* start *

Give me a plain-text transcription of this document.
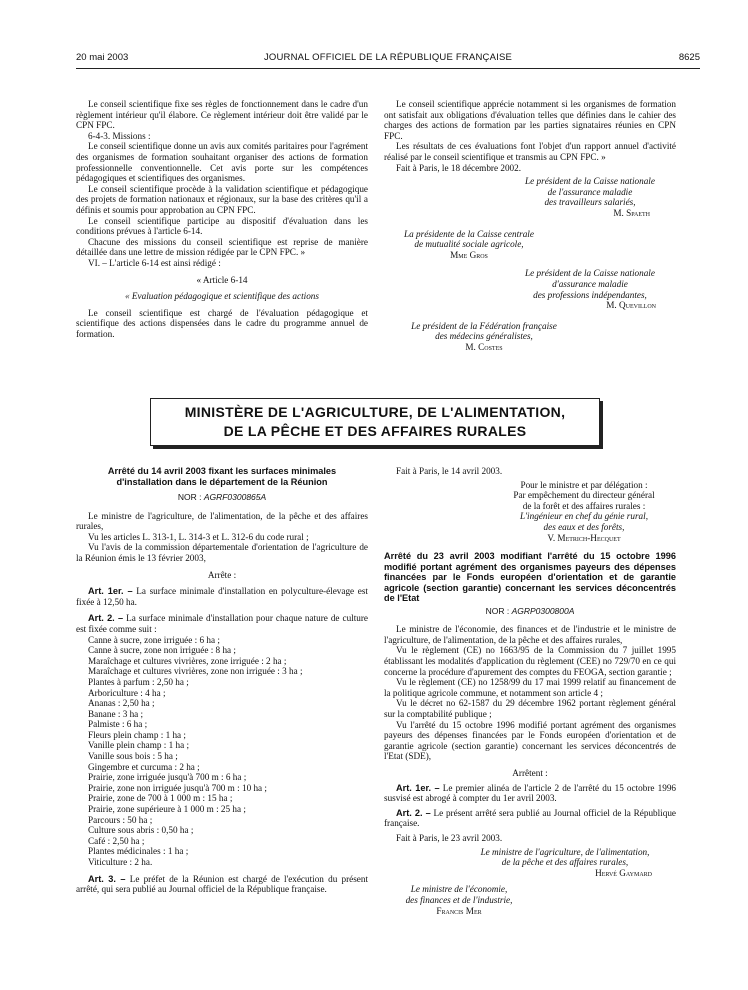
20 mai 2003	JOURNAL OFFICIEL DE LA RÉPUBLIQUE FRANÇAISE	8625

Le conseil scientifique fixe ses règles de fonctionnement dans le cadre d'un règlement intérieur qu'il élabore. Ce règlement intérieur doit être validé par le CPN FPC.

6-4-3. Missions :

Le conseil scientifique donne un avis aux comités paritaires pour l'agrément des organismes de formation souhaitant organiser des actions de formation professionnelle conventionnelle. Cet avis porte sur les compétences pédagogiques et scientifiques des organismes.

Le conseil scientifique procède à la validation scientifique et pédagogique des projets de formation nationaux et régionaux, sur la base des critères qu'il a définis et soumis pour approbation au CPN FPC.

Le conseil scientifique participe au dispositif d'évaluation dans les conditions prévues à l'article 6-14.

Chacune des missions du conseil scientifique est reprise de manière détaillée dans une lettre de mission rédigée par le CPN FPC. »

VI. – L'article 6-14 est ainsi rédigé :

« Article 6-14

« Evaluation pédagogique et scientifique des actions

Le conseil scientifique est chargé de l'évaluation pédagogique et scientifique des actions dispensées dans le cadre du programme annuel de formation.

Le conseil scientifique apprécie notamment si les organismes de formation ont satisfait aux obligations d'évaluation telles que définies dans le cahier des charges des actions de formation par les parties signataires réunies en CPN FPC.

Les résultats de ces évaluations font l'objet d'un rapport annuel d'activité réalisé par le conseil scientifique et transmis au CPN FPC. »

Fait à Paris, le 18 décembre 2002.

Le président de la Caisse nationale
de l'assurance maladie
des travailleurs salariés,
M. Spaeth
La présidente de la Caisse centrale
de mutualité sociale agricole,
Mme Gros
Le président de la Caisse nationale
d'assurance maladie
des professions indépendantes,
M. Quevillon
Le président de la Fédération française
des médecins généralistes,
M. Costes
MINISTÈRE DE L'AGRICULTURE, DE L'ALIMENTATION,
DE LA PÊCHE ET DES AFFAIRES RURALES
Arrêté du 14 avril 2003 fixant les surfaces minimales
d'installation dans le département de la Réunion
NOR : AGRF0300865A

Le ministre de l'agriculture, de l'alimentation, de la pêche et des affaires rurales,

Vu les articles L. 313-1, L. 314-3 et L. 312-6 du code rural ;

Vu l'avis de la commission départementale d'orientation de l'agriculture de la Réunion émis le 13 février 2003,

Arrête :

Art. 1er. – La surface minimale d'installation en polyculture-élevage est fixée à 12,50 ha.

Art. 2. – La surface minimale d'installation pour chaque nature de culture est fixée comme suit :

Canne à sucre, zone irriguée : 6 ha ;

Canne à sucre, zone non irriguée : 8 ha ;

Maraîchage et cultures vivrières, zone irriguée : 2 ha ;

Maraîchage et cultures vivrières, zone non irriguée : 3 ha ;

Plantes à parfum : 2,50 ha ;

Arboriculture : 4 ha ;

Ananas : 2,50 ha ;

Banane : 3 ha ;

Palmiste : 6 ha ;

Fleurs plein champ : 1 ha ;

Vanille plein champ : 1 ha ;

Vanille sous bois : 5 ha ;

Gingembre et curcuma : 2 ha ;

Prairie, zone irriguée jusqu'à 700 m : 6 ha ;

Prairie, zone non irriguée jusqu'à 700 m : 10 ha ;

Prairie, zone de 700 à 1 000 m : 15 ha ;

Prairie, zone supérieure à 1 000 m : 25 ha ;

Parcours : 50 ha ;

Culture sous abris : 0,50 ha ;

Café : 2,50 ha ;

Plantes médicinales : 1 ha ;

Viticulture : 2 ha.

Art. 3. – Le préfet de la Réunion est chargé de l'exécution du présent arrêté, qui sera publié au Journal officiel de la République française.

Fait à Paris, le 14 avril 2003.

Pour le ministre et par délégation :
Par empêchement du directeur général
de la forêt et des affaires rurales :
L'ingénieur en chef du génie rural,
des eaux et des forêts,
V. Metrich-Hecquet
Arrêté du 23 avril 2003 modifiant l'arrêté du 15 octobre 1996 modifié portant agrément des organismes payeurs des dépenses financées par le Fonds européen d'orientation et de garantie agricole (section garantie) concernant les services déconcentrés de l'Etat
NOR : AGRP0300800A

Le ministre de l'économie, des finances et de l'industrie et le ministre de l'agriculture, de l'alimentation, de la pêche et des affaires rurales,

Vu le règlement (CE) no 1663/95 de la Commission du 7 juillet 1995 établissant les modalités d'application du règlement (CEE) no 729/70 en ce qui concerne la procédure d'apurement des comptes du FEOGA, section garantie ;

Vu le règlement (CE) no 1258/99 du 17 mai 1999 relatif au financement de la politique agricole commune, et notamment son article 4 ;

Vu le décret no 62-1587 du 29 décembre 1962 portant règlement général sur la comptabilité publique ;

Vu l'arrêté du 15 octobre 1996 modifié portant agrément des organismes payeurs des dépenses financées par le Fonds européen d'orientation et de garantie agricole (section garantie) concernant les services déconcentrés de l'Etat (SDE),

Arrêtent :

Art. 1er. – Le premier alinéa de l'article 2 de l'arrêté du 15 octobre 1996 susvisé est abrogé à compter du 1er avril 2003.

Art. 2. – Le présent arrêté sera publié au Journal officiel de la République française.

Fait à Paris, le 23 avril 2003.

Le ministre de l'agriculture, de l'alimentation,
de la pêche et des affaires rurales,
Hervé Gaymard
Le ministre de l'économie,
des finances et de l'industrie,
Francis Mer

* end *

Aim:
Write out all the entries word for word, but skip any images.

Answer to the exercise:
Give me a plain-text transcription of this document.
20 mai 2003	JOURNAL OFFICIEL DE LA RÉPUBLIQUE FRANÇAISE	8625

Le conseil scientifique fixe ses règles de fonctionnement dans le cadre d'un règlement intérieur qu'il élabore. Ce règlement intérieur doit être validé par le CPN FPC.

6-4-3. Missions :

Le conseil scientifique donne un avis aux comités paritaires pour l'agrément des organismes de formation souhaitant organiser des actions de formation professionnelle conventionnelle. Cet avis porte sur les compétences pédagogiques et scientifiques des organismes.

Le conseil scientifique procède à la validation scientifique et pédagogique des projets de formation nationaux et régionaux, sur la base des critères qu'il a définis et soumis pour approbation au CPN FPC.

Le conseil scientifique participe au dispositif d'évaluation dans les conditions prévues à l'article 6-14.

Chacune des missions du conseil scientifique est reprise de manière détaillée dans une lettre de mission rédigée par le CPN FPC. »

VI. – L'article 6-14 est ainsi rédigé :

« Article 6-14

« Evaluation pédagogique et scientifique des actions

Le conseil scientifique est chargé de l'évaluation pédagogique et scientifique des actions dispensées dans le cadre du programme annuel de formation.

Le conseil scientifique apprécie notamment si les organismes de formation ont satisfait aux obligations d'évaluation telles que définies dans le cahier des charges des actions de formation par les parties signataires réunies en CPN FPC.

Les résultats de ces évaluations font l'objet d'un rapport annuel d'activité réalisé par le conseil scientifique et transmis au CPN FPC. »

Fait à Paris, le 18 décembre 2002.

Le président de la Caisse nationale
de l'assurance maladie
des travailleurs salariés,
M. Spaeth
La présidente de la Caisse centrale
de mutualité sociale agricole,
Mme Gros
Le président de la Caisse nationale
d'assurance maladie
des professions indépendantes,
M. Quevillon
Le président de la Fédération française
des médecins généralistes,
M. Costes
MINISTÈRE DE L'AGRICULTURE, DE L'ALIMENTATION,
DE LA PÊCHE ET DES AFFAIRES RURALES
Arrêté du 14 avril 2003 fixant les surfaces minimales
d'installation dans le département de la Réunion
NOR : AGRF0300865A

Le ministre de l'agriculture, de l'alimentation, de la pêche et des affaires rurales,

Vu les articles L. 313-1, L. 314-3 et L. 312-6 du code rural ;

Vu l'avis de la commission départementale d'orientation de l'agriculture de la Réunion émis le 13 février 2003,

Arrête :

Art. 1er. – La surface minimale d'installation en polyculture-élevage est fixée à 12,50 ha.

Art. 2. – La surface minimale d'installation pour chaque nature de culture est fixée comme suit :

Canne à sucre, zone irriguée : 6 ha ;

Canne à sucre, zone non irriguée : 8 ha ;

Maraîchage et cultures vivrières, zone irriguée : 2 ha ;

Maraîchage et cultures vivrières, zone non irriguée : 3 ha ;

Plantes à parfum : 2,50 ha ;

Arboriculture : 4 ha ;

Ananas : 2,50 ha ;

Banane : 3 ha ;

Palmiste : 6 ha ;

Fleurs plein champ : 1 ha ;

Vanille plein champ : 1 ha ;

Vanille sous bois : 5 ha ;

Gingembre et curcuma : 2 ha ;

Prairie, zone irriguée jusqu'à 700 m : 6 ha ;

Prairie, zone non irriguée jusqu'à 700 m : 10 ha ;

Prairie, zone de 700 à 1 000 m : 15 ha ;

Prairie, zone supérieure à 1 000 m : 25 ha ;

Parcours : 50 ha ;

Culture sous abris : 0,50 ha ;

Café : 2,50 ha ;

Plantes médicinales : 1 ha ;

Viticulture : 2 ha.

Art. 3. – Le préfet de la Réunion est chargé de l'exécution du présent arrêté, qui sera publié au Journal officiel de la République française.

Fait à Paris, le 14 avril 2003.

Pour le ministre et par délégation :
Par empêchement du directeur général
de la forêt et des affaires rurales :
L'ingénieur en chef du génie rural,
des eaux et des forêts,
V. Metrich-Hecquet
Arrêté du 23 avril 2003 modifiant l'arrêté du 15 octobre 1996 modifié portant agrément des organismes payeurs des dépenses financées par le Fonds européen d'orientation et de garantie agricole (section garantie) concernant les services déconcentrés de l'Etat
NOR : AGRP0300800A

Le ministre de l'économie, des finances et de l'industrie et le ministre de l'agriculture, de l'alimentation, de la pêche et des affaires rurales,

Vu le règlement (CE) no 1663/95 de la Commission du 7 juillet 1995 établissant les modalités d'application du règlement (CEE) no 729/70 en ce qui concerne la procédure d'apurement des comptes du FEOGA, section garantie ;

Vu le règlement (CE) no 1258/99 du 17 mai 1999 relatif au financement de la politique agricole commune, et notamment son article 4 ;

Vu le décret no 62-1587 du 29 décembre 1962 portant règlement général sur la comptabilité publique ;

Vu l'arrêté du 15 octobre 1996 modifié portant agrément des organismes payeurs des dépenses financées par le Fonds européen d'orientation et de garantie agricole (section garantie) concernant les services déconcentrés de l'Etat (SDE),

Arrêtent :

Art. 1er. – Le premier alinéa de l'article 2 de l'arrêté du 15 octobre 1996 susvisé est abrogé à compter du 1er avril 2003.

Art. 2. – Le présent arrêté sera publié au Journal officiel de la République française.

Fait à Paris, le 23 avril 2003.

Le ministre de l'agriculture, de l'alimentation,
de la pêche et des affaires rurales,
Hervé Gaymard
Le ministre de l'économie,
des finances et de l'industrie,
Francis Mer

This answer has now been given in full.